* WORK INSTRUCTIONS
Find the lines of data that contain the string "盖无纺布", then list them.

* Recorded data
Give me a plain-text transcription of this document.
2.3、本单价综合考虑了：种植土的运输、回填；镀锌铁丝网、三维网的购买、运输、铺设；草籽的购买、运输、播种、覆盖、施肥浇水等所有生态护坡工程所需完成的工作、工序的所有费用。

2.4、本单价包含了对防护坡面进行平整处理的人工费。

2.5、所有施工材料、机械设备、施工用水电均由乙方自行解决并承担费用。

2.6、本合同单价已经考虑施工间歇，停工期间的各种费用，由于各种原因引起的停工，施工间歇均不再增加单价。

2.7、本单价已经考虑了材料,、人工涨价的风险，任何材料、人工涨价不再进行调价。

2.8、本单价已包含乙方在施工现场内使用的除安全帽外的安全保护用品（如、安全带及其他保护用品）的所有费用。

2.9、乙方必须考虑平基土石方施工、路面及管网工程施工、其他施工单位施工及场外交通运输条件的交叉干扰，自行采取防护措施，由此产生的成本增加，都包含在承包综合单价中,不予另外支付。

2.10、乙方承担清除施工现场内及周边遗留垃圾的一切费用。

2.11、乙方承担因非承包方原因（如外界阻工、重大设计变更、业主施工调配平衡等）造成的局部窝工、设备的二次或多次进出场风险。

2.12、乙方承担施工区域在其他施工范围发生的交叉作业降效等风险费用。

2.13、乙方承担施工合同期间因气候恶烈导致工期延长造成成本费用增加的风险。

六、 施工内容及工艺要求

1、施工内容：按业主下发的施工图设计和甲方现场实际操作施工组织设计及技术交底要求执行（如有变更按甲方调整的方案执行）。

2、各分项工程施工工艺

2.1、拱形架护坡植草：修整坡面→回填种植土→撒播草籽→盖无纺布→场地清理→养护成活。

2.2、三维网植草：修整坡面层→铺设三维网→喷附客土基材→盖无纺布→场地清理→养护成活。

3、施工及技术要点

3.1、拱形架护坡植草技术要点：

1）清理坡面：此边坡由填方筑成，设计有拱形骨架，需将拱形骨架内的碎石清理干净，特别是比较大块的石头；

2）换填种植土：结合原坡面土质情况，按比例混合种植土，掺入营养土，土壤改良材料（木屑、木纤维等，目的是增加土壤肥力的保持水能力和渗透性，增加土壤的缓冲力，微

* OUTPUT
2.1、拱形架护坡植草：修整坡面→回填种植土→撒播草籽→盖无纺布→场地清理→养护成活。
2.2、三维网植草：修整坡面层→铺设三维网→喷附客土基材→盖无纺布→场地清理→养护成活。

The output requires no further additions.